TO DO. Gather all lines from the material that contain "JSON".

_ _ _

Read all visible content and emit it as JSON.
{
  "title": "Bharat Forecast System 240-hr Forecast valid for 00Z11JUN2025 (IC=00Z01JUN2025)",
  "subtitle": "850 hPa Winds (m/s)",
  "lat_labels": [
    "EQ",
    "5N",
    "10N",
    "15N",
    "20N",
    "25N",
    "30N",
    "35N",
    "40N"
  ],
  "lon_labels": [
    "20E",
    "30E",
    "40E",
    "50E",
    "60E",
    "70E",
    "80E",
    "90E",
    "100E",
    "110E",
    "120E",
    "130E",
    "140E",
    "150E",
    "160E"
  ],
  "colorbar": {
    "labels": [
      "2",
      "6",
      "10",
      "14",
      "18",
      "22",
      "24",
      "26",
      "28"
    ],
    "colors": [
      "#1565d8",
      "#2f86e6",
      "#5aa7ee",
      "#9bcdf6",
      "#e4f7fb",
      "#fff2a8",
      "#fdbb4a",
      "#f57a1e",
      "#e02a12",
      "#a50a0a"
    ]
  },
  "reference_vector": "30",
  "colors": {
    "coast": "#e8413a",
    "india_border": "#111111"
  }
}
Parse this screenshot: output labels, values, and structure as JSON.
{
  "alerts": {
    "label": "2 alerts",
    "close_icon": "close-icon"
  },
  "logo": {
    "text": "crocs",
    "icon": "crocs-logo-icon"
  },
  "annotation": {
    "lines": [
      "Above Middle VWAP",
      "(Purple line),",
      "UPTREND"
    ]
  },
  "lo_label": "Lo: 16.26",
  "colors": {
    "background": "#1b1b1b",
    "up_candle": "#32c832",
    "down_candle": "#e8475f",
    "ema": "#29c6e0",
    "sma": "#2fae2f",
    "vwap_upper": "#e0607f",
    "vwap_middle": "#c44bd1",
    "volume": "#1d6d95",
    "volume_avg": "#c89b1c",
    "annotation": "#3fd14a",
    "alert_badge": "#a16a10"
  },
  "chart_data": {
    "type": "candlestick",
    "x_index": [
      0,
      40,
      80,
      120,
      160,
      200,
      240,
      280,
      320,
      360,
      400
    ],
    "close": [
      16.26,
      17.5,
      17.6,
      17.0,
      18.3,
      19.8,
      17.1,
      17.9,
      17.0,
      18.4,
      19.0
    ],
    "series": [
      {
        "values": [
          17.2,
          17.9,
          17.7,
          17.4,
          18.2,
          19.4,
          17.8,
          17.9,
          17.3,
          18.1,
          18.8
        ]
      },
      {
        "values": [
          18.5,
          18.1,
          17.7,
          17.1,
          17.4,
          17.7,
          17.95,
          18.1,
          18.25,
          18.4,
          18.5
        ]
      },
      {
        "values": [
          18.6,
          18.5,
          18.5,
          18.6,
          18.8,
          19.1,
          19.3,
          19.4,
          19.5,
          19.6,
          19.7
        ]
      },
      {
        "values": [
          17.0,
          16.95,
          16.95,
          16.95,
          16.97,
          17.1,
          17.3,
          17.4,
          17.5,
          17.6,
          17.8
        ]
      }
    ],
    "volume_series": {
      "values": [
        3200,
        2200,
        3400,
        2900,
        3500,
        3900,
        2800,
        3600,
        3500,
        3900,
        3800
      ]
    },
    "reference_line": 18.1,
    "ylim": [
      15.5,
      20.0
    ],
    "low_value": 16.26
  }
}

_ _ _

EXERCISE ANSWER.
Read all visible content and emit it as JSON.
Parse this screenshot: output labels, values, and structure as JSON.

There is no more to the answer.